:: DIRECTIONS ::
Only a number is wanted: how many lines in the listing contain the word "content"?

:: INFORMATION SUPPLIED ::
....
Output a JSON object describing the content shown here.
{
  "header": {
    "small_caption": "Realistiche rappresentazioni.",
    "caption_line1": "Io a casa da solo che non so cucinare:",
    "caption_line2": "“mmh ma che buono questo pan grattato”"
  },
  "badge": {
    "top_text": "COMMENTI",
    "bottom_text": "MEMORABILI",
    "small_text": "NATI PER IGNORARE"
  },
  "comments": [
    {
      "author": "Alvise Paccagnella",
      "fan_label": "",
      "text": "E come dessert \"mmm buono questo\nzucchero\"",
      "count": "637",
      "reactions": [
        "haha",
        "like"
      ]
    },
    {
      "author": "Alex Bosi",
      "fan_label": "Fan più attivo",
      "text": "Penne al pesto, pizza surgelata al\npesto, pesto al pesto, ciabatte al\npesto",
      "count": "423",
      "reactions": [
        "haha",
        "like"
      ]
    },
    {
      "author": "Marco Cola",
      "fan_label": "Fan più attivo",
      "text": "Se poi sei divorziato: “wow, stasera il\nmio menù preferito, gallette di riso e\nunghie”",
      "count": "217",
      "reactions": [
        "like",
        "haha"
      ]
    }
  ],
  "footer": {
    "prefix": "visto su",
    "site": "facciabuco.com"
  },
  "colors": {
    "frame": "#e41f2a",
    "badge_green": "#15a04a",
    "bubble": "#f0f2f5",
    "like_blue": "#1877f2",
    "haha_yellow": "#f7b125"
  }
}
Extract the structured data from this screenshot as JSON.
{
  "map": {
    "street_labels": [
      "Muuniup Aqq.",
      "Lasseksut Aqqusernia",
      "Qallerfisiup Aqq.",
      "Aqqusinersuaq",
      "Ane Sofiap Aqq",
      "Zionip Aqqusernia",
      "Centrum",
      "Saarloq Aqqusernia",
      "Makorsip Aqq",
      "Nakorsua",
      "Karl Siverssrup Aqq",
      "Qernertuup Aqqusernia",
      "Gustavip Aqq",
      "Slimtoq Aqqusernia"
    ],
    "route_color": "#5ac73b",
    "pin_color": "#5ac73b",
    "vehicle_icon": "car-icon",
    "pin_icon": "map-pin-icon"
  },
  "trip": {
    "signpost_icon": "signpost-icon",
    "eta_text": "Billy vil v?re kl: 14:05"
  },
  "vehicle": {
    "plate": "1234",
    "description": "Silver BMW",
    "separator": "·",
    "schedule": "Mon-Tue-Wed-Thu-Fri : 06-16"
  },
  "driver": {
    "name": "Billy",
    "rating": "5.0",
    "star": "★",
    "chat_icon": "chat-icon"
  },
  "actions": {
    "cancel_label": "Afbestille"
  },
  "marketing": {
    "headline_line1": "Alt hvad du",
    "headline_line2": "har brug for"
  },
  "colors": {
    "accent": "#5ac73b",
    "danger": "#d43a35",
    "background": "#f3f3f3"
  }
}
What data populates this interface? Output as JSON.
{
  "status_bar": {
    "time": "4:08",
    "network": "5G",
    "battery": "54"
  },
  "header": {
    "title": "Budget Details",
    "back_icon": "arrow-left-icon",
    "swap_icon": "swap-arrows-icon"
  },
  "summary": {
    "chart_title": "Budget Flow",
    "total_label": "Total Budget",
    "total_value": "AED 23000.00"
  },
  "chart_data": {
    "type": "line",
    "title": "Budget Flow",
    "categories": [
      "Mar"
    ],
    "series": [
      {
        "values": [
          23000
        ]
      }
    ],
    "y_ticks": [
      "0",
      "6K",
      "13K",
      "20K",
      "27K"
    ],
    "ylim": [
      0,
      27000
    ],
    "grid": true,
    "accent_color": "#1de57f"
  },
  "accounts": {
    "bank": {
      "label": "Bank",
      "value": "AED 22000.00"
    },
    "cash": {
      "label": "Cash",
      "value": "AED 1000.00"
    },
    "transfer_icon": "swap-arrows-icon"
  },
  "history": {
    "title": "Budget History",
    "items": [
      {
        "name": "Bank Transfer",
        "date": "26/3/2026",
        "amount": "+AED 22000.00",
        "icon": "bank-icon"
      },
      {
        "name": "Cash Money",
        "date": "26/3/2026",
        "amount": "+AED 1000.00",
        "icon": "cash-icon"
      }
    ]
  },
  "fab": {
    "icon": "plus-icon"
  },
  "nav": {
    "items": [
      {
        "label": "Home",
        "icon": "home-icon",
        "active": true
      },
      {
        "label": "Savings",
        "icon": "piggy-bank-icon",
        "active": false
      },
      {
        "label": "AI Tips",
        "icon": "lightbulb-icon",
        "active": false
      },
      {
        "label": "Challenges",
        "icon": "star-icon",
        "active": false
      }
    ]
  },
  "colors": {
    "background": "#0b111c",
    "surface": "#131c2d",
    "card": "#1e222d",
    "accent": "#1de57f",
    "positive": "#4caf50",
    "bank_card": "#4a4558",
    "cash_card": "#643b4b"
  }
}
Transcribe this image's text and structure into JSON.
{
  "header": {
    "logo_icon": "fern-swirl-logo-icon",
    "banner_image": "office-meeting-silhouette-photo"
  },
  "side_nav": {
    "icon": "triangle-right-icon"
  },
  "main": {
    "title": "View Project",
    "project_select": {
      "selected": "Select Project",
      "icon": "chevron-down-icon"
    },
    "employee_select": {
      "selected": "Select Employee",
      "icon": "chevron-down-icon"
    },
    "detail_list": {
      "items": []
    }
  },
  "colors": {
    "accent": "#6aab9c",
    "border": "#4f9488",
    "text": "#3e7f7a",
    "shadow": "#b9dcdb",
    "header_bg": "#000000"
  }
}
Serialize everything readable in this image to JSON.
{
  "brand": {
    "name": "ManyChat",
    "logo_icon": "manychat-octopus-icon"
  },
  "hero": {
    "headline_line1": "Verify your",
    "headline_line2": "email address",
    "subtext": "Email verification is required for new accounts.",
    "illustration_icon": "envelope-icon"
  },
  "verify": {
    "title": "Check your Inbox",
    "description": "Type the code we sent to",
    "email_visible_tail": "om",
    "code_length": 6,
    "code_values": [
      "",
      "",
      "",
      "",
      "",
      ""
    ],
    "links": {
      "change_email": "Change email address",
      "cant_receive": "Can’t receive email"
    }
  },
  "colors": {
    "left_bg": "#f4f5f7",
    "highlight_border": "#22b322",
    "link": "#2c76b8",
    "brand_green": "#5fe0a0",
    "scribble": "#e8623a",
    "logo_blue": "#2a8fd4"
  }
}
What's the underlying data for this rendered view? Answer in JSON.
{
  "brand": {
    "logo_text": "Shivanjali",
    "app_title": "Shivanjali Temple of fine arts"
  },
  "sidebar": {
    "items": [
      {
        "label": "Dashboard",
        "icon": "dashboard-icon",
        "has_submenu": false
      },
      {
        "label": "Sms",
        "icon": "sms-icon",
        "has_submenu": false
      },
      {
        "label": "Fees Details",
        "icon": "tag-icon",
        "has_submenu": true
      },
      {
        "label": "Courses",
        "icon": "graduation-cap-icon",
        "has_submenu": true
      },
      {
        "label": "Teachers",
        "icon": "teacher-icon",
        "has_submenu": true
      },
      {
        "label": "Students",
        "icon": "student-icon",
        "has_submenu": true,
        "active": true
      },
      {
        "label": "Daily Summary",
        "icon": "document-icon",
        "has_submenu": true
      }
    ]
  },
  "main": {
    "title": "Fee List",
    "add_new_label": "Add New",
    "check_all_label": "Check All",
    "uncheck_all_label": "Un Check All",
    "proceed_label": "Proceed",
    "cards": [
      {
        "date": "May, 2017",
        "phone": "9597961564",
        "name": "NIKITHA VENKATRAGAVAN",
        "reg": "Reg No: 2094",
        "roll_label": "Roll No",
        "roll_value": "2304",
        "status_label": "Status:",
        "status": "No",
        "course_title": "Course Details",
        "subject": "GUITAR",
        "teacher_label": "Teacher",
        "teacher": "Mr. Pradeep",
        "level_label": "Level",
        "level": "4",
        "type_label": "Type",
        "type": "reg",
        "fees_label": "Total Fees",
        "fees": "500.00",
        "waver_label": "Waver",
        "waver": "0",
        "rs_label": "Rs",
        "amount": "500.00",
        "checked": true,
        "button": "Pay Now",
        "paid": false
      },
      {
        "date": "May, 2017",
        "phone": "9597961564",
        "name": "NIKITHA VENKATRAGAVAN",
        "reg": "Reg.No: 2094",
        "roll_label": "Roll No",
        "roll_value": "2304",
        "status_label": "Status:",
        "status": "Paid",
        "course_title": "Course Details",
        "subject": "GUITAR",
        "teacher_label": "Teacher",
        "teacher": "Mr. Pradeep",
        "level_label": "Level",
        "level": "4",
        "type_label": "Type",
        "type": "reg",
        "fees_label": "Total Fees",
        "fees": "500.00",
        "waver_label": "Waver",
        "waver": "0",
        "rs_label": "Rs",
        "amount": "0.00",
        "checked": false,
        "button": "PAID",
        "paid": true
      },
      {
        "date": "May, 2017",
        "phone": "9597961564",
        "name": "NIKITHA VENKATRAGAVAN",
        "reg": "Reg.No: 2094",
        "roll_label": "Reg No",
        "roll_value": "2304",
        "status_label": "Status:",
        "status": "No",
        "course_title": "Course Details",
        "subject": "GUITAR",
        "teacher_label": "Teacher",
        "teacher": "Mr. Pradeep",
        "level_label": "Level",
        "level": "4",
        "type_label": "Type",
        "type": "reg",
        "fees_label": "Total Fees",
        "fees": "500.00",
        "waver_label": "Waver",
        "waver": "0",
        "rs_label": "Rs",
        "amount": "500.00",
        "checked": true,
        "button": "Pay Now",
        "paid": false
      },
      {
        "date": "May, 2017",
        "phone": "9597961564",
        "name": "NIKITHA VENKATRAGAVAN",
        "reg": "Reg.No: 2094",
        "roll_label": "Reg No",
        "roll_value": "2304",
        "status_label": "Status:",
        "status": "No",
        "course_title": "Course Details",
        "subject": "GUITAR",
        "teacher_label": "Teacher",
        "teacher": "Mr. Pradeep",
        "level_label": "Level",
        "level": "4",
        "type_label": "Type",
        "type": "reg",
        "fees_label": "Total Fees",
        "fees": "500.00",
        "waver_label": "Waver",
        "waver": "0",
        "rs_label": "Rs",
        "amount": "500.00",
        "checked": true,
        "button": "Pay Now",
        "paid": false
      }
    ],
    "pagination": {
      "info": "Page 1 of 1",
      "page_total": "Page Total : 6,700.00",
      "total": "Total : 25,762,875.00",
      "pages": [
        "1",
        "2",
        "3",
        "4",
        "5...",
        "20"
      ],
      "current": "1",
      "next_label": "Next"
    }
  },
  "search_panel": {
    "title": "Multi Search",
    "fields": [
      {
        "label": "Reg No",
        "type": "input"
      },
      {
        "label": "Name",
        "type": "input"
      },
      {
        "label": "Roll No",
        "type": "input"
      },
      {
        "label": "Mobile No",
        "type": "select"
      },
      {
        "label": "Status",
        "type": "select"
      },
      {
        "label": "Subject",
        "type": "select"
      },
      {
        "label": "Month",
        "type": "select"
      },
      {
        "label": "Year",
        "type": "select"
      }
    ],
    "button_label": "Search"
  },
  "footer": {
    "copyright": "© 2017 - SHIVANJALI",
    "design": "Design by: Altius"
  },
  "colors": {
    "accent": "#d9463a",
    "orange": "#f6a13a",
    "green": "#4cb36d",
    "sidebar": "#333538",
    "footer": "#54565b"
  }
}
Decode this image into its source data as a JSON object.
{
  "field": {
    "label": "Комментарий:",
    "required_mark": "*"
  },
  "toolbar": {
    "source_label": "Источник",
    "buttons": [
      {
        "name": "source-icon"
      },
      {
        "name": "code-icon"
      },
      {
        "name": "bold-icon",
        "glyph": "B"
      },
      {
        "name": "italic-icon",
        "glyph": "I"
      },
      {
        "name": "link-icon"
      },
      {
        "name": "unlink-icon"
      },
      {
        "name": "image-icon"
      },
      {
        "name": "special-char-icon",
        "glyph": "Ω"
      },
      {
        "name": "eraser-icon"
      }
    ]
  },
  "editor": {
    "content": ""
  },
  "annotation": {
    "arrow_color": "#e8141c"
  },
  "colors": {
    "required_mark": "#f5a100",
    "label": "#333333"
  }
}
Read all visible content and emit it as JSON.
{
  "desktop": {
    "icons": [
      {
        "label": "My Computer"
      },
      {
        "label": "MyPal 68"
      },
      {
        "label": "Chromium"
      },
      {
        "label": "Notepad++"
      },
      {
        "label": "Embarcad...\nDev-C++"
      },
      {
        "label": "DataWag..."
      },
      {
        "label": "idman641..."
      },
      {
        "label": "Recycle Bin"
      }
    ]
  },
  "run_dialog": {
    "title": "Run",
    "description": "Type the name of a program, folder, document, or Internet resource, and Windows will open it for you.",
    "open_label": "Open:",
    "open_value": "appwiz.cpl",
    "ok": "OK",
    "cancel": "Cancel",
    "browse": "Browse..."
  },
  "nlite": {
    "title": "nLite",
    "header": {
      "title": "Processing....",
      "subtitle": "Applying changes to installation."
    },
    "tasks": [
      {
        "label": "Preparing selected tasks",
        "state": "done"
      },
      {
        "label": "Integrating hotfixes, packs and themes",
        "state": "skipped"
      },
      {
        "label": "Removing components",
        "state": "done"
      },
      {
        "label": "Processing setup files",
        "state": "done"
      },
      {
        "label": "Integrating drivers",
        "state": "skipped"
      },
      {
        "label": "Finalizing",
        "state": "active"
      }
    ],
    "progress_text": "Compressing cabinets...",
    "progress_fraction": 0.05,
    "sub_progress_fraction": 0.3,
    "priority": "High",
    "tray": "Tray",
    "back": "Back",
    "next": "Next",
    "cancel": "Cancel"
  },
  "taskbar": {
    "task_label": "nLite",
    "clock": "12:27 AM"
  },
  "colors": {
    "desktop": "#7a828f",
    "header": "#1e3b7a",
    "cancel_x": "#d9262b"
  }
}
....
:: THE REPLY ::
3